** SOURCE MATERIAL follows **
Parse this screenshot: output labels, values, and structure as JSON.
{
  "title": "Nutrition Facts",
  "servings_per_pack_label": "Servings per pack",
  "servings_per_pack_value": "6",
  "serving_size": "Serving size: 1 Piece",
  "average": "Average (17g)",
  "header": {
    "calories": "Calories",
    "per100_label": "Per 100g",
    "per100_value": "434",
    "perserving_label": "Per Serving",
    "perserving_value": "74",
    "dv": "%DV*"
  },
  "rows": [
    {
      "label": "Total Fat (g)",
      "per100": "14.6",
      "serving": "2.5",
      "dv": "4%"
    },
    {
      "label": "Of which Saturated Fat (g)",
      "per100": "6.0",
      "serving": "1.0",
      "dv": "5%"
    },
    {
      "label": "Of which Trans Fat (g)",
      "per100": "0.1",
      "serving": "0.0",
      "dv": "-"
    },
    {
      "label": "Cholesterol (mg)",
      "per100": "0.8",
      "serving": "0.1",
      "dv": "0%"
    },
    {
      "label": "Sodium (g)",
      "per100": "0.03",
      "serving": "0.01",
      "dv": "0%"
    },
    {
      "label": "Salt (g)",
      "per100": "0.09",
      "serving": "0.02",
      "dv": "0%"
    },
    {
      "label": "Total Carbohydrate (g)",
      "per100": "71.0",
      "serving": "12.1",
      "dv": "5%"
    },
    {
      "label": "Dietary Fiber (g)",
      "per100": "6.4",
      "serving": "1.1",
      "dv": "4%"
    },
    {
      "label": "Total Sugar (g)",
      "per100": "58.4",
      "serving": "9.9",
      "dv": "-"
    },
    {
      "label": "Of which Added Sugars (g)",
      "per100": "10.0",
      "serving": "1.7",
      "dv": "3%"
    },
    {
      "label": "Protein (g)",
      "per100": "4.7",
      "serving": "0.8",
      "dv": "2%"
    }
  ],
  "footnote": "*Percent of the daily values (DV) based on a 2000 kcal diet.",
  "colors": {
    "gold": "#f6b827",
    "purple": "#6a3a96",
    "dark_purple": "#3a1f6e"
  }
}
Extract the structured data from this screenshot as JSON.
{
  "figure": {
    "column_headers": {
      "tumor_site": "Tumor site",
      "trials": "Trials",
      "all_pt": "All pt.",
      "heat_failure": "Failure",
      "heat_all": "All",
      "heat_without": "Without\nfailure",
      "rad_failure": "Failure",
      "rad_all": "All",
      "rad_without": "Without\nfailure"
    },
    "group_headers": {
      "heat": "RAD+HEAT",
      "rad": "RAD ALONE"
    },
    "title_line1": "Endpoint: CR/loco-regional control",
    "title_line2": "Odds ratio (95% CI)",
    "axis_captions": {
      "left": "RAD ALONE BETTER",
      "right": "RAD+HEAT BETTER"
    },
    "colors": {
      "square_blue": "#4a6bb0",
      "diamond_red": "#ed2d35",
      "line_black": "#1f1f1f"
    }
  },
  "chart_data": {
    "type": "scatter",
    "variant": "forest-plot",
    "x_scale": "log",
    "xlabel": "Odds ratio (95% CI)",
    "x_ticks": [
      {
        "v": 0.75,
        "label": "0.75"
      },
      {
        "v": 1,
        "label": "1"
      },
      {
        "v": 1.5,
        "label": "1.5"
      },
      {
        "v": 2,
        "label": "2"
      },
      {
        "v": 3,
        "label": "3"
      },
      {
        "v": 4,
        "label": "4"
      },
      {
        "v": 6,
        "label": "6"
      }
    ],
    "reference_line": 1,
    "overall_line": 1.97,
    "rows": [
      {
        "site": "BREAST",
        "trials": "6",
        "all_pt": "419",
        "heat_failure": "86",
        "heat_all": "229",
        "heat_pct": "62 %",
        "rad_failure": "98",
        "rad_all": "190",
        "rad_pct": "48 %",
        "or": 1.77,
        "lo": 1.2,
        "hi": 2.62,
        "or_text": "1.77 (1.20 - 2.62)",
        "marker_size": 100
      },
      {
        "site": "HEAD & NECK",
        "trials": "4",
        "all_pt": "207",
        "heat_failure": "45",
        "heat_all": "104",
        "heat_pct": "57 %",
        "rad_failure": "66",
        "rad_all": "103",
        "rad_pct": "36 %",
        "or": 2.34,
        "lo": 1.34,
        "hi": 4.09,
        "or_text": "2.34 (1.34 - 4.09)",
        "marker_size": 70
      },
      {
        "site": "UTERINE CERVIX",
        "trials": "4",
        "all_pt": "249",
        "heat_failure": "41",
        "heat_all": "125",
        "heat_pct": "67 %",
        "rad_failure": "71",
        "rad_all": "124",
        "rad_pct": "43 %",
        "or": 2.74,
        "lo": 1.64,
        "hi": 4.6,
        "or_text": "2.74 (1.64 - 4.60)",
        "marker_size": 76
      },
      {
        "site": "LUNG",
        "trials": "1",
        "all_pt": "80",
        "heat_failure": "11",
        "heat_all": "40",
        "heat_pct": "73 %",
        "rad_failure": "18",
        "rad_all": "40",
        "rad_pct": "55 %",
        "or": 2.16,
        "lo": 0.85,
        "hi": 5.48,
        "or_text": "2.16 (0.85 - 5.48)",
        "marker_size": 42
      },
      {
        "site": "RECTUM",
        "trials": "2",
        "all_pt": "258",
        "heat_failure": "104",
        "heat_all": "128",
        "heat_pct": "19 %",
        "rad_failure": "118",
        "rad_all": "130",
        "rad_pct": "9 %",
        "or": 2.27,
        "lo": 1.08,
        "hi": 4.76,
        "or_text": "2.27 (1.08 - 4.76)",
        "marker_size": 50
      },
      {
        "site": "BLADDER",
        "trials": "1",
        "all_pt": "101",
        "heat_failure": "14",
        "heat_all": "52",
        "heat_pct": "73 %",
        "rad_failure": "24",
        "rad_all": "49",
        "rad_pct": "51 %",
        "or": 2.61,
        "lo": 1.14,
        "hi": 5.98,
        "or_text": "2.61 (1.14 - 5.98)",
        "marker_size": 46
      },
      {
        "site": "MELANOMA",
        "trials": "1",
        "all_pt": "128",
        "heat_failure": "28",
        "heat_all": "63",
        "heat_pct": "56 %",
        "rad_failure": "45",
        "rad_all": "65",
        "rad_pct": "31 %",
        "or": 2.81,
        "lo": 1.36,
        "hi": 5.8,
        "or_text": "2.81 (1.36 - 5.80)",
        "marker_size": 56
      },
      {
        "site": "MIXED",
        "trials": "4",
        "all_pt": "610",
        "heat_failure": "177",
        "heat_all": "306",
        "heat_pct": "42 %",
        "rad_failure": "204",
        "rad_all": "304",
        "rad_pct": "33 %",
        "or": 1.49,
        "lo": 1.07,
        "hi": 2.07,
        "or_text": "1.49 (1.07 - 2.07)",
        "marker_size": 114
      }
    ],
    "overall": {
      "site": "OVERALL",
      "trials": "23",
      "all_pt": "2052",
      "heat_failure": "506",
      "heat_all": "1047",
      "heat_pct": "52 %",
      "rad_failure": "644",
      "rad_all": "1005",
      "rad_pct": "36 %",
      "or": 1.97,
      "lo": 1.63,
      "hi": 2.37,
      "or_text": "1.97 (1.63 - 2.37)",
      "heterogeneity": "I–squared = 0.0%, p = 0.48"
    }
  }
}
** End of SOURCE MATERIAL **
> **YOUR INSTRUCTIONS**
Retype the data in full and match it exactly.

> **REPLY TO THE TASK**
Parse this screenshot: output labels, values, and structure as JSON.
{
  "title": "Nutrition Facts",
  "servings_per_pack_label": "Servings per pack",
  "servings_per_pack_value": "6",
  "serving_size": "Serving size: 1 Piece",
  "average": "Average (17g)",
  "header": {
    "calories": "Calories",
    "per100_label": "Per 100g",
    "per100_value": "434",
    "perserving_label": "Per Serving",
    "perserving_value": "74",
    "dv": "%DV*"
  },
  "rows": [
    {
      "label": "Total Fat (g)",
      "per100": "14.6",
      "serving": "2.5",
      "dv": "4%"
    },
    {
      "label": "Of which Saturated Fat (g)",
      "per100": "6.0",
      "serving": "1.0",
      "dv": "5%"
    },
    {
      "label": "Of which Trans Fat (g)",
      "per100": "0.1",
      "serving": "0.0",
      "dv": "-"
    },
    {
      "label": "Cholesterol (mg)",
      "per100": "0.8",
      "serving": "0.1",
      "dv": "0%"
    },
    {
      "label": "Sodium (g)",
      "per100": "0.03",
      "serving": "0.01",
      "dv": "0%"
    },
    {
      "label": "Salt (g)",
      "per100": "0.09",
      "serving": "0.02",
      "dv": "0%"
    },
    {
      "label": "Total Carbohydrate (g)",
      "per100": "71.0",
      "serving": "12.1",
      "dv": "5%"
    },
    {
      "label": "Dietary Fiber (g)",
      "per100": "6.4",
      "serving": "1.1",
      "dv": "4%"
    },
    {
      "label": "Total Sugar (g)",
      "per100": "58.4",
      "serving": "9.9",
      "dv": "-"
    },
    {
      "label": "Of which Added Sugars (g)",
      "per100": "10.0",
      "serving": "1.7",
      "dv": "3%"
    },
    {
      "label": "Protein (g)",
      "per100": "4.7",
      "serving": "0.8",
      "dv": "2%"
    }
  ],
  "footnote": "*Percent of the daily values (DV) based on a 2000 kcal diet.",
  "colors": {
    "gold": "#f6b827",
    "purple": "#6a3a96",
    "dark_purple": "#3a1f6e"
  }
}
Extract the structured data from this screenshot as JSON.
{
  "figure": {
    "column_headers": {
      "tumor_site": "Tumor site",
      "trials": "Trials",
      "all_pt": "All pt.",
      "heat_failure": "Failure",
      "heat_all": "All",
      "heat_without": "Without\nfailure",
      "rad_failure": "Failure",
      "rad_all": "All",
      "rad_without": "Without\nfailure"
    },
    "group_headers": {
      "heat": "RAD+HEAT",
      "rad": "RAD ALONE"
    },
    "title_line1": "Endpoint: CR/loco-regional control",
    "title_line2": "Odds ratio (95% CI)",
    "axis_captions": {
      "left": "RAD ALONE BETTER",
      "right": "RAD+HEAT BETTER"
    },
    "colors": {
      "square_blue": "#4a6bb0",
      "diamond_red": "#ed2d35",
      "line_black": "#1f1f1f"
    }
  },
  "chart_data": {
    "type": "scatter",
    "variant": "forest-plot",
    "x_scale": "log",
    "xlabel": "Odds ratio (95% CI)",
    "x_ticks": [
      {
        "v": 0.75,
        "label": "0.75"
      },
      {
        "v": 1,
        "label": "1"
      },
      {
        "v": 1.5,
        "label": "1.5"
      },
      {
        "v": 2,
        "label": "2"
      },
      {
        "v": 3,
        "label": "3"
      },
      {
        "v": 4,
        "label": "4"
      },
      {
        "v": 6,
        "label": "6"
      }
    ],
    "reference_line": 1,
    "overall_line": 1.97,
    "rows": [
      {
        "site": "BREAST",
        "trials": "6",
        "all_pt": "419",
        "heat_failure": "86",
        "heat_all": "229",
        "heat_pct": "62 %",
        "rad_failure": "98",
        "rad_all": "190",
        "rad_pct": "48 %",
        "or": 1.77,
        "lo": 1.2,
        "hi": 2.62,
        "or_text": "1.77 (1.20 - 2.62)",
        "marker_size": 100
      },
      {
        "site": "HEAD & NECK",
        "trials": "4",
        "all_pt": "207",
        "heat_failure": "45",
        "heat_all": "104",
        "heat_pct": "57 %",
        "rad_failure": "66",
        "rad_all": "103",
        "rad_pct": "36 %",
        "or": 2.34,
        "lo": 1.34,
        "hi": 4.09,
        "or_text": "2.34 (1.34 - 4.09)",
        "marker_size": 70
      },
      {
        "site": "UTERINE CERVIX",
        "trials": "4",
        "all_pt": "249",
        "heat_failure": "41",
        "heat_all": "125",
        "heat_pct": "67 %",
        "rad_failure": "71",
        "rad_all": "124",
        "rad_pct": "43 %",
        "or": 2.74,
        "lo": 1.64,
        "hi": 4.6,
        "or_text": "2.74 (1.64 - 4.60)",
        "marker_size": 76
      },
      {
        "site": "LUNG",
        "trials": "1",
        "all_pt": "80",
        "heat_failure": "11",
        "heat_all": "40",
        "heat_pct": "73 %",
        "rad_failure": "18",
        "rad_all": "40",
        "rad_pct": "55 %",
        "or": 2.16,
        "lo": 0.85,
        "hi": 5.48,
        "or_text": "2.16 (0.85 - 5.48)",
        "marker_size": 42
      },
      {
        "site": "RECTUM",
        "trials": "2",
        "all_pt": "258",
        "heat_failure": "104",
        "heat_all": "128",
        "heat_pct": "19 %",
        "rad_failure": "118",
        "rad_all": "130",
        "rad_pct": "9 %",
        "or": 2.27,
        "lo": 1.08,
        "hi": 4.76,
        "or_text": "2.27 (1.08 - 4.76)",
        "marker_size": 50
      },
      {
        "site": "BLADDER",
        "trials": "1",
        "all_pt": "101",
        "heat_failure": "14",
        "heat_all": "52",
        "heat_pct": "73 %",
        "rad_failure": "24",
        "rad_all": "49",
        "rad_pct": "51 %",
        "or": 2.61,
        "lo": 1.14,
        "hi": 5.98,
        "or_text": "2.61 (1.14 - 5.98)",
        "marker_size": 46
      },
      {
        "site": "MELANOMA",
        "trials": "1",
        "all_pt": "128",
        "heat_failure": "28",
        "heat_all": "63",
        "heat_pct": "56 %",
        "rad_failure": "45",
        "rad_all": "65",
        "rad_pct": "31 %",
        "or": 2.81,
        "lo": 1.36,
        "hi": 5.8,
        "or_text": "2.81 (1.36 - 5.80)",
        "marker_size": 56
      },
      {
        "site": "MIXED",
        "trials": "4",
        "all_pt": "610",
        "heat_failure": "177",
        "heat_all": "306",
        "heat_pct": "42 %",
        "rad_failure": "204",
        "rad_all": "304",
        "rad_pct": "33 %",
        "or": 1.49,
        "lo": 1.07,
        "hi": 2.07,
        "or_text": "1.49 (1.07 - 2.07)",
        "marker_size": 114
      }
    ],
    "overall": {
      "site": "OVERALL",
      "trials": "23",
      "all_pt": "2052",
      "heat_failure": "506",
      "heat_all": "1047",
      "heat_pct": "52 %",
      "rad_failure": "644",
      "rad_all": "1005",
      "rad_pct": "36 %",
      "or": 1.97,
      "lo": 1.63,
      "hi": 2.37,
      "or_text": "1.97 (1.63 - 2.37)",
      "heterogeneity": "I–squared = 0.0%, p = 0.48"
    }
  }
}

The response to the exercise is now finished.